### What to produce
The entries below are to be transcribed in full, without their images.
===
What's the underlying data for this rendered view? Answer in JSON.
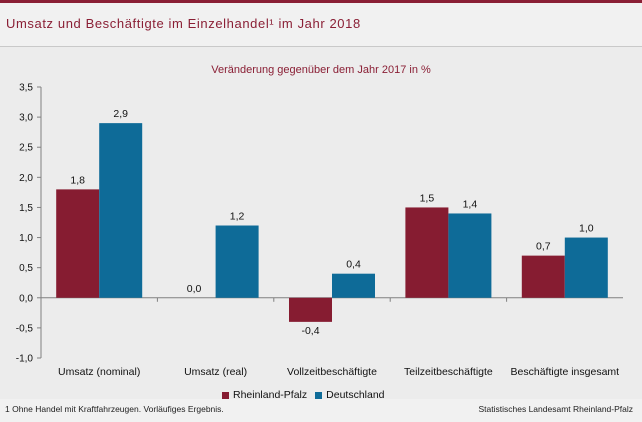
{
  "title": "Umsatz und Beschäftigte im Einzelhandel¹ im Jahr 2018",
  "footnote": "1 Ohne Handel mit Kraftfahrzeugen.  Vorläufiges  Ergebnis.",
  "source": "Statistisches Landesamt Rheinland-Pfalz",
  "colors": {
    "rlp": "#861c31",
    "de": "#0e6b98",
    "title": "#8a1f35"
  },
  "chart_data": {
    "type": "bar",
    "title": "Veränderung  gegenüber dem Jahr 2017 in %",
    "categories": [
      "Umsatz (nominal)",
      "Umsatz (real)",
      "Vollzeitbeschäftigte",
      "Teilzeitbeschäftigte",
      "Beschäftigte insgesamt"
    ],
    "series": [
      {
        "name": "Rheinland-Pfalz",
        "values": [
          1.8,
          0.0,
          -0.4,
          1.5,
          0.7
        ],
        "labels": [
          "1,8",
          "0,0",
          "-0,4",
          "1,5",
          "0,7"
        ]
      },
      {
        "name": "Deutschland",
        "values": [
          2.9,
          1.2,
          0.4,
          1.4,
          1.0
        ],
        "labels": [
          "2,9",
          "1,2",
          "0,4",
          "1,4",
          "1,0"
        ]
      }
    ],
    "ylim": [
      -1.0,
      3.5
    ],
    "yticks": [
      -1.0,
      -0.5,
      0.0,
      0.5,
      1.0,
      1.5,
      2.0,
      2.5,
      3.0,
      3.5
    ],
    "ytick_labels": [
      "-1,0",
      "-0,5",
      "0,0",
      "0,5",
      "1,0",
      "1,5",
      "2,0",
      "2,5",
      "3,0",
      "3,5"
    ],
    "grid": false,
    "legend": "bottom-center"
  }
}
===
### Exercise result
What's the underlying data for this rendered view? Answer in JSON.
{
  "title": "Umsatz und Beschäftigte im Einzelhandel¹ im Jahr 2018",
  "footnote": "1 Ohne Handel mit Kraftfahrzeugen.  Vorläufiges  Ergebnis.",
  "source": "Statistisches Landesamt Rheinland-Pfalz",
  "colors": {
    "rlp": "#861c31",
    "de": "#0e6b98",
    "title": "#8a1f35"
  },
  "chart_data": {
    "type": "bar",
    "title": "Veränderung  gegenüber dem Jahr 2017 in %",
    "categories": [
      "Umsatz (nominal)",
      "Umsatz (real)",
      "Vollzeitbeschäftigte",
      "Teilzeitbeschäftigte",
      "Beschäftigte insgesamt"
    ],
    "series": [
      {
        "name": "Rheinland-Pfalz",
        "values": [
          1.8,
          0.0,
          -0.4,
          1.5,
          0.7
        ],
        "labels": [
          "1,8",
          "0,0",
          "-0,4",
          "1,5",
          "0,7"
        ]
      },
      {
        "name": "Deutschland",
        "values": [
          2.9,
          1.2,
          0.4,
          1.4,
          1.0
        ],
        "labels": [
          "2,9",
          "1,2",
          "0,4",
          "1,4",
          "1,0"
        ]
      }
    ],
    "ylim": [
      -1.0,
      3.5
    ],
    "yticks": [
      -1.0,
      -0.5,
      0.0,
      0.5,
      1.0,
      1.5,
      2.0,
      2.5,
      3.0,
      3.5
    ],
    "ytick_labels": [
      "-1,0",
      "-0,5",
      "0,0",
      "0,5",
      "1,0",
      "1,5",
      "2,0",
      "2,5",
      "3,0",
      "3,5"
    ],
    "grid": false,
    "legend": "bottom-center"
  }
}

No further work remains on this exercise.